■ **WRITTEN PROBLEM**
Find the lines with "title" in them and copy them out.

■ **SUPPLIED ENTRIES**
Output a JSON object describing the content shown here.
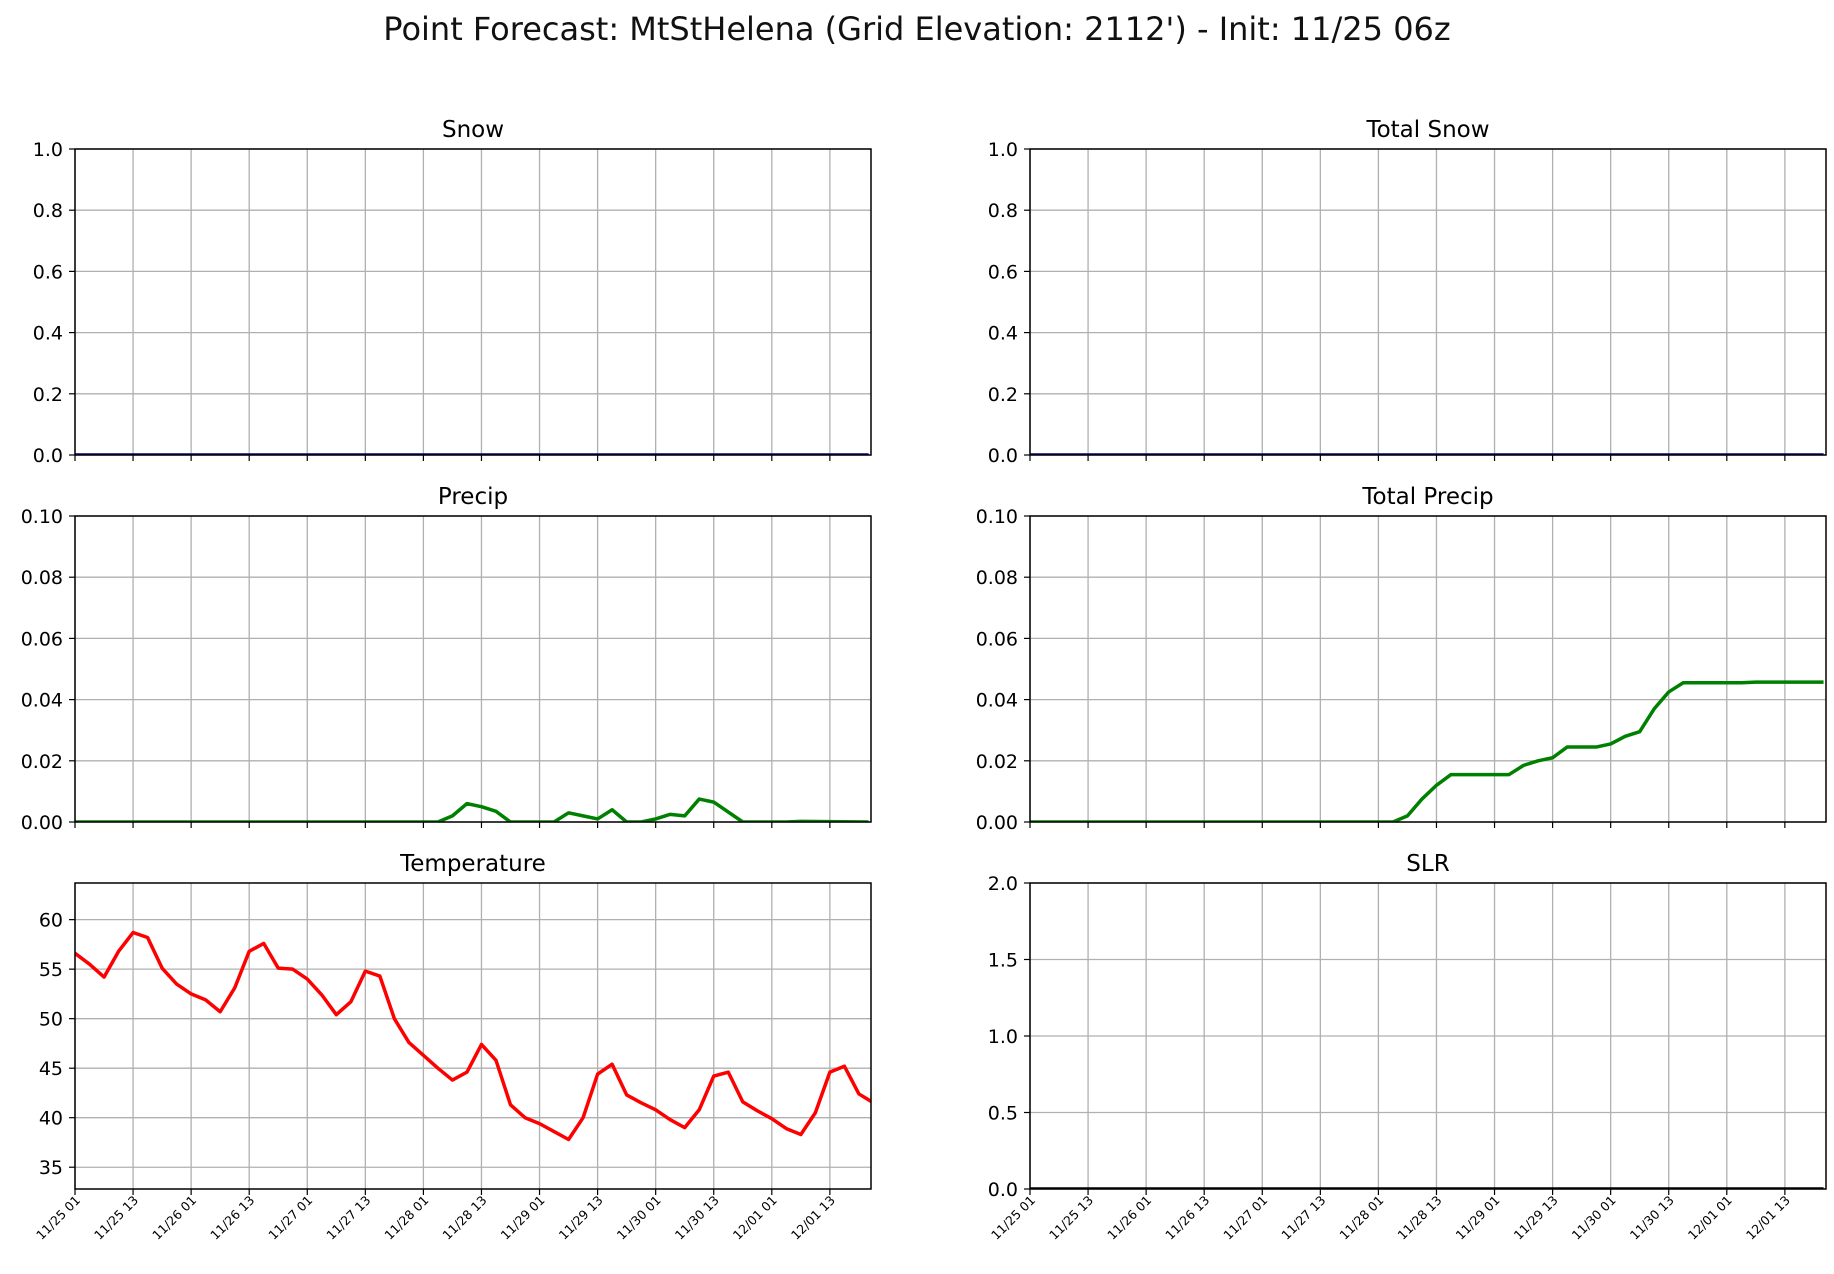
{
  "figure": {
    "title": "Point Forecast: MtStHelena (Grid Elevation: 2112') - Init: 11/25 06z"
  },
  "colors": {
    "snow": "#000080",
    "precip": "#008000",
    "temperature": "#ff0000",
    "slr": "#000000",
    "grid": "#b0b0b0",
    "axes": "#000000"
  },
  "chart_data": [
    {
      "type": "line",
      "title": "Snow",
      "xlabel": "",
      "ylabel": "",
      "ylim": [
        0,
        1.0
      ],
      "yticks": [
        "0.0",
        "0.2",
        "0.4",
        "0.6",
        "0.8",
        "1.0"
      ],
      "grid": true,
      "x_tick_labels": [],
      "series": [
        {
          "color": "#000080",
          "points": [
            [
              0,
              0
            ],
            [
              164,
              0
            ]
          ]
        }
      ]
    },
    {
      "type": "line",
      "title": "Total Snow",
      "xlabel": "",
      "ylabel": "",
      "ylim": [
        0,
        1.0
      ],
      "yticks": [
        "0.0",
        "0.2",
        "0.4",
        "0.6",
        "0.8",
        "1.0"
      ],
      "grid": true,
      "x_tick_labels": [],
      "series": [
        {
          "color": "#000080",
          "points": [
            [
              0,
              0
            ],
            [
              164,
              0
            ]
          ]
        }
      ]
    },
    {
      "type": "line",
      "title": "Precip",
      "xlabel": "",
      "ylabel": "",
      "ylim": [
        0,
        0.1
      ],
      "yticks": [
        "0.00",
        "0.02",
        "0.04",
        "0.06",
        "0.08",
        "0.10"
      ],
      "grid": true,
      "x_tick_labels": [],
      "series": [
        {
          "color": "#008000",
          "points": [
            [
              0,
              0
            ],
            [
              75,
              0
            ],
            [
              78,
              0.002
            ],
            [
              81,
              0.006
            ],
            [
              84,
              0.005
            ],
            [
              87,
              0.0035
            ],
            [
              90,
              0
            ],
            [
              99,
              0
            ],
            [
              102,
              0.003
            ],
            [
              105,
              0.002
            ],
            [
              108,
              0.001
            ],
            [
              111,
              0.004
            ],
            [
              114,
              0
            ],
            [
              117,
              0
            ],
            [
              120,
              0.001
            ],
            [
              123,
              0.0025
            ],
            [
              126,
              0.002
            ],
            [
              129,
              0.0075
            ],
            [
              132,
              0.0065
            ],
            [
              138,
              0
            ],
            [
              147,
              0
            ],
            [
              150,
              0.0002
            ],
            [
              164,
              0
            ]
          ]
        }
      ]
    },
    {
      "type": "line",
      "title": "Total Precip",
      "xlabel": "",
      "ylabel": "",
      "ylim": [
        0,
        0.1
      ],
      "yticks": [
        "0.00",
        "0.02",
        "0.04",
        "0.06",
        "0.08",
        "0.10"
      ],
      "grid": true,
      "x_tick_labels": [],
      "series": [
        {
          "color": "#008000",
          "points": [
            [
              0,
              0
            ],
            [
              75,
              0
            ],
            [
              78,
              0.002
            ],
            [
              81,
              0.0075
            ],
            [
              84,
              0.012
            ],
            [
              87,
              0.0155
            ],
            [
              90,
              0.0155
            ],
            [
              99,
              0.0155
            ],
            [
              102,
              0.0185
            ],
            [
              105,
              0.02
            ],
            [
              108,
              0.021
            ],
            [
              111,
              0.0245
            ],
            [
              114,
              0.0245
            ],
            [
              117,
              0.0245
            ],
            [
              120,
              0.0255
            ],
            [
              123,
              0.028
            ],
            [
              126,
              0.0295
            ],
            [
              129,
              0.037
            ],
            [
              132,
              0.0425
            ],
            [
              135,
              0.0455
            ],
            [
              147,
              0.0455
            ],
            [
              150,
              0.0457
            ],
            [
              164,
              0.0457
            ]
          ]
        }
      ]
    },
    {
      "type": "line",
      "title": "Temperature",
      "xlabel": "",
      "ylabel": "",
      "ylim": [
        32.8,
        63.7
      ],
      "yticks": [
        "35",
        "40",
        "45",
        "50",
        "55",
        "60"
      ],
      "ytick_values": [
        35,
        40,
        45,
        50,
        55,
        60
      ],
      "grid": true,
      "x_tick_labels": [
        "11/25 01",
        "11/25 13",
        "11/26 01",
        "11/26 13",
        "11/27 01",
        "11/27 13",
        "11/28 01",
        "11/28 13",
        "11/29 01",
        "11/29 13",
        "11/30 01",
        "11/30 13",
        "12/01 01",
        "12/01 13"
      ],
      "series": [
        {
          "color": "#ff0000",
          "points": [
            [
              0,
              56.6
            ],
            [
              3,
              55.5
            ],
            [
              6,
              54.2
            ],
            [
              9,
              56.8
            ],
            [
              12,
              58.7
            ],
            [
              15,
              58.2
            ],
            [
              18,
              55.1
            ],
            [
              21,
              53.5
            ],
            [
              24,
              52.5
            ],
            [
              27,
              51.9
            ],
            [
              30,
              50.7
            ],
            [
              33,
              53.1
            ],
            [
              36,
              56.8
            ],
            [
              39,
              57.6
            ],
            [
              42,
              55.1
            ],
            [
              45,
              55.0
            ],
            [
              48,
              54.0
            ],
            [
              51,
              52.4
            ],
            [
              54,
              50.4
            ],
            [
              57,
              51.7
            ],
            [
              60,
              54.8
            ],
            [
              63,
              54.3
            ],
            [
              66,
              50.0
            ],
            [
              69,
              47.6
            ],
            [
              72,
              46.3
            ],
            [
              75,
              45.0
            ],
            [
              78,
              43.8
            ],
            [
              81,
              44.6
            ],
            [
              84,
              47.4
            ],
            [
              87,
              45.8
            ],
            [
              90,
              41.3
            ],
            [
              93,
              40.0
            ],
            [
              96,
              39.4
            ],
            [
              99,
              38.6
            ],
            [
              102,
              37.8
            ],
            [
              105,
              40.0
            ],
            [
              108,
              44.4
            ],
            [
              111,
              45.4
            ],
            [
              114,
              42.3
            ],
            [
              117,
              41.5
            ],
            [
              120,
              40.8
            ],
            [
              123,
              39.8
            ],
            [
              126,
              39.0
            ],
            [
              129,
              40.8
            ],
            [
              132,
              44.2
            ],
            [
              135,
              44.6
            ],
            [
              138,
              41.6
            ],
            [
              141,
              40.7
            ],
            [
              144,
              39.9
            ],
            [
              147,
              38.9
            ],
            [
              150,
              38.3
            ],
            [
              153,
              40.5
            ],
            [
              156,
              44.6
            ],
            [
              159,
              45.2
            ],
            [
              162,
              42.4
            ],
            [
              165,
              41.5
            ]
          ]
        }
      ]
    },
    {
      "type": "line",
      "title": "SLR",
      "xlabel": "",
      "ylabel": "",
      "ylim": [
        0,
        2.0
      ],
      "yticks": [
        "0.0",
        "0.5",
        "1.0",
        "1.5",
        "2.0"
      ],
      "grid": true,
      "x_tick_labels": [
        "11/25 01",
        "11/25 13",
        "11/26 01",
        "11/26 13",
        "11/27 01",
        "11/27 13",
        "11/28 01",
        "11/28 13",
        "11/29 01",
        "11/29 13",
        "11/30 01",
        "11/30 13",
        "12/01 01",
        "12/01 13"
      ],
      "series": [
        {
          "color": "#000000",
          "points": [
            [
              0,
              0
            ],
            [
              164,
              0
            ]
          ]
        }
      ]
    }
  ]
}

■ **WORKED ANSWER**
    "title": "Point Forecast: MtStHelena (Grid Elevation: 2112') - Init: 11/25 06z"
      "title": "Snow",
      "title": "Total Snow",
      "title": "Precip",
      "title": "Total Precip",
      "title": "Temperature",
      "title": "SLR",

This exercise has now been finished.